What to do: Each line of the listing that contains the word "الاعتدال" is to be copied.

Record excerpts:

--------------------------------------------------

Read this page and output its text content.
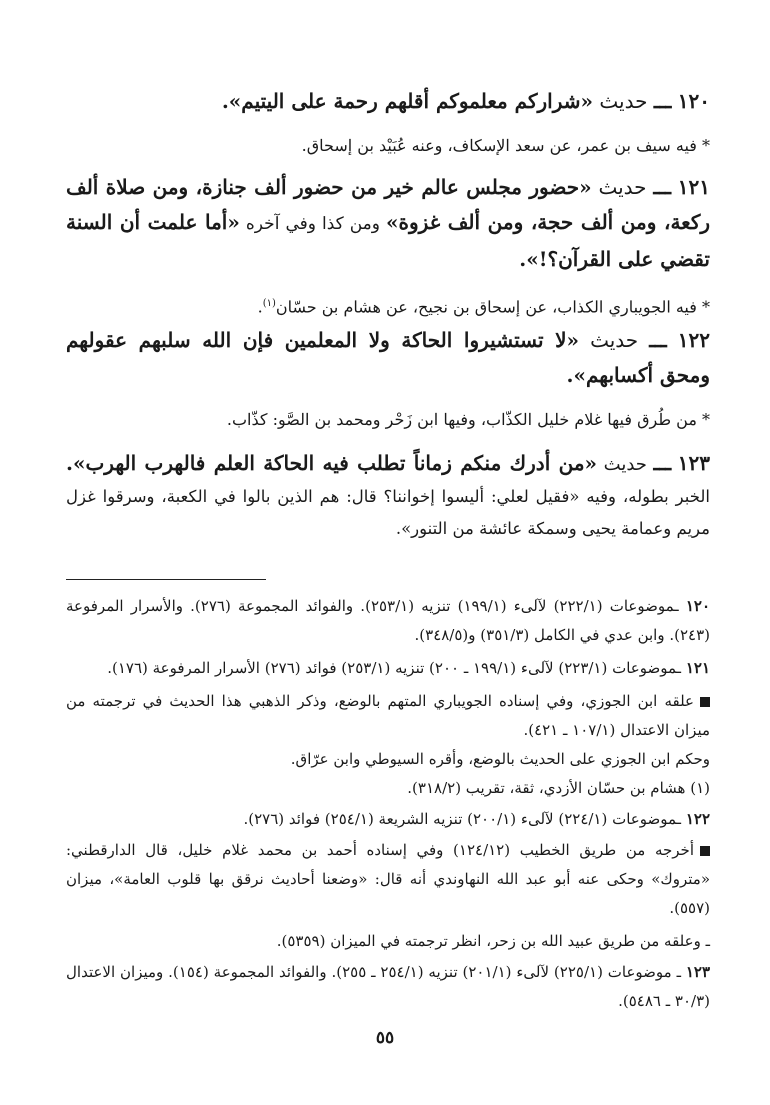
١٢٠ ـــ حديث «شراركم معلموكم أقلهم رحمة على اليتيم».
* فيه سيف بن عمر، عن سعد الإسكاف، وعنه عُبَيْد بن إسحاق.
١٢١ ـــ حديث «حضور مجلس عالم خير من حضور ألف جنازة، ومن صلاة ألف ركعة، ومن ألف حجة، ومن ألف غزوة» ومن كذا وفي آخره «أما علمت أن السنة تقضي على القرآن؟!».
* فيه الجويباري الكذاب، عن إسحاق بن نجيح، عن هشام بن حسّان$^{(١)}$.
١٢٢ ـــ حديث «لا تستشيروا الحاكة ولا المعلمين فإن الله سلبهم عقولهم ومحق أكسابهم».
* من طُرق فيها غلام خليل الكذّاب، وفيها ابن زَحْر ومحمد بن الصَّو: كذّاب.
١٢٣ ـــ حديث «من أدرك منكم زماناً تطلب فيه الحاكة العلم فالهرب الهرب». الخبر بطوله، وفيه «فقيل لعلي: أليسوا إخواننا؟ قال: هم الذين بالوا في الكعبة، وسرقوا غزل مريم وعمامة يحيى وسمكة عائشة من التنور».
١٢٠ ـموضوعات (٢٢٢/١) لآلىء (١٩٩/١) تنزيه (٢٥٣/١). والفوائد المجموعة (٢٧٦). والأسرار المرفوعة (٢٤٣). وابن عدي في الكامل (٣٥١/٣) و(٣٤٨/٥).
١٢١ ـموضوعات (٢٢٣/١) لآلىء (١٩٩/١ ـ ٢٠٠) تنزيه (٢٥٣/١) فوائد (٢٧٦) الأسرار المرفوعة (١٧٦).
علقه ابن الجوزي، وفي إسناده الجويباري المتهم بالوضع، وذكر الذهبي هذا الحديث في ترجمته من ميزان الاعتدال (١٠٧/١ ـ ٤٢١).
وحكم ابن الجوزي على الحديث بالوضع، وأقره السيوطي وابن عرّاق.
(١) هشام بن حسّان الأزدي، ثقة، تقريب (٣١٨/٢).
١٢٢ ـموضوعات (٢٢٤/١) لآلىء (٢٠٠/١) تنزيه الشريعة (٢٥٤/١) فوائد (٢٧٦).
أخرجه من طريق الخطيب (١٢٤/١٢) وفي إسناده أحمد بن محمد غلام خليل، قال الدارقطني: «متروك» وحكى عنه أبو عبد الله النهاوندي أنه قال: «وضعنا أحاديث نرقق بها قلوب العامة»، ميزان (٥٥٧).
ـ وعلقه من طريق عبيد الله بن زحر، انظر ترجمته في الميزان (٥٣٥٩).
١٢٣ ـ موضوعات (٢٢٥/١) لآلىء (٢٠١/١) تنزيه (٢٥٤/١ ـ ٢٥٥). والفوائد المجموعة (١٥٤). وميزان الاعتدال (٣٠/٣ ـ ٥٤٨٦).
٥٥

--------------------------------------------------

Right answer:
علقه ابن الجوزي، وفي إسناده الجويباري المتهم بالوضع، وذكر الذهبي هذا الحديث في ترجمته من ميزان الاعتدال (١٠٧/١ ـ ٤٢١).
١٢٣ ـ موضوعات (٢٢٥/١) لآلىء (٢٠١/١) تنزيه (٢٥٤/١ ـ ٢٥٥). والفوائد المجموعة (١٥٤). وميزان الاعتدال (٣٠/٣ ـ ٥٤٨٦).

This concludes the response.